Assemble all lines in which the string "marker" appears.
-.-.-
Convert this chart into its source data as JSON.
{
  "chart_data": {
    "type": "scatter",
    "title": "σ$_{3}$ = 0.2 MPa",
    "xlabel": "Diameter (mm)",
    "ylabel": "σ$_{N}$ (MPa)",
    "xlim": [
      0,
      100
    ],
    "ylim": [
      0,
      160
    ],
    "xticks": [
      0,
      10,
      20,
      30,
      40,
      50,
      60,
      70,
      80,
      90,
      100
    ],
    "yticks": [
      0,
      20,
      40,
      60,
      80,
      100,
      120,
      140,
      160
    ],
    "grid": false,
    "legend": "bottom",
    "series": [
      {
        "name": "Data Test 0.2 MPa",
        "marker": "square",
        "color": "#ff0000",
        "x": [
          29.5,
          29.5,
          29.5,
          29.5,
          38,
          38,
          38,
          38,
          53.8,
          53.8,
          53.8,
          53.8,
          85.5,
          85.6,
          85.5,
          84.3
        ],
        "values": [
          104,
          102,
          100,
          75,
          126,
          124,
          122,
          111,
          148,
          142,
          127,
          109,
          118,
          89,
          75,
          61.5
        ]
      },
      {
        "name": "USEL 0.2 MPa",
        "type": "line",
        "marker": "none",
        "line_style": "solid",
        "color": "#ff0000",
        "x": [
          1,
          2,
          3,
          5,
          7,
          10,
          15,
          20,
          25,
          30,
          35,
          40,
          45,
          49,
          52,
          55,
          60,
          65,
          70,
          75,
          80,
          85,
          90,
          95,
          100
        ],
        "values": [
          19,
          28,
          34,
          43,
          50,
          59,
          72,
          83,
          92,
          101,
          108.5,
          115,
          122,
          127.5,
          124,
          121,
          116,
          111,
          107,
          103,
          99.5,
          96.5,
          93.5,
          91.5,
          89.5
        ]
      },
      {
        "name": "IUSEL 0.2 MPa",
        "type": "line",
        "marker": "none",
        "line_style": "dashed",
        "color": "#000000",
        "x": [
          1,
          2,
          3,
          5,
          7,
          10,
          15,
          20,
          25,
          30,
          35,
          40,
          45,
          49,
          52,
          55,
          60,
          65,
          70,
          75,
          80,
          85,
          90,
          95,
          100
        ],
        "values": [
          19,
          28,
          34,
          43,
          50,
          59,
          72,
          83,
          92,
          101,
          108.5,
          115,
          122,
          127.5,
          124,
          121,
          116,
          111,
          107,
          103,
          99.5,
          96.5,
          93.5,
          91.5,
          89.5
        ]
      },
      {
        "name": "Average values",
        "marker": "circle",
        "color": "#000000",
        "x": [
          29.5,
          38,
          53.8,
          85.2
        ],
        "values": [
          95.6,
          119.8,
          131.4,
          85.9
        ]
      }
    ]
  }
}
-.-.-
### THE RESPONSE
        "marker": "square",
        "marker": "none",
        "marker": "none",
        "marker": "circle",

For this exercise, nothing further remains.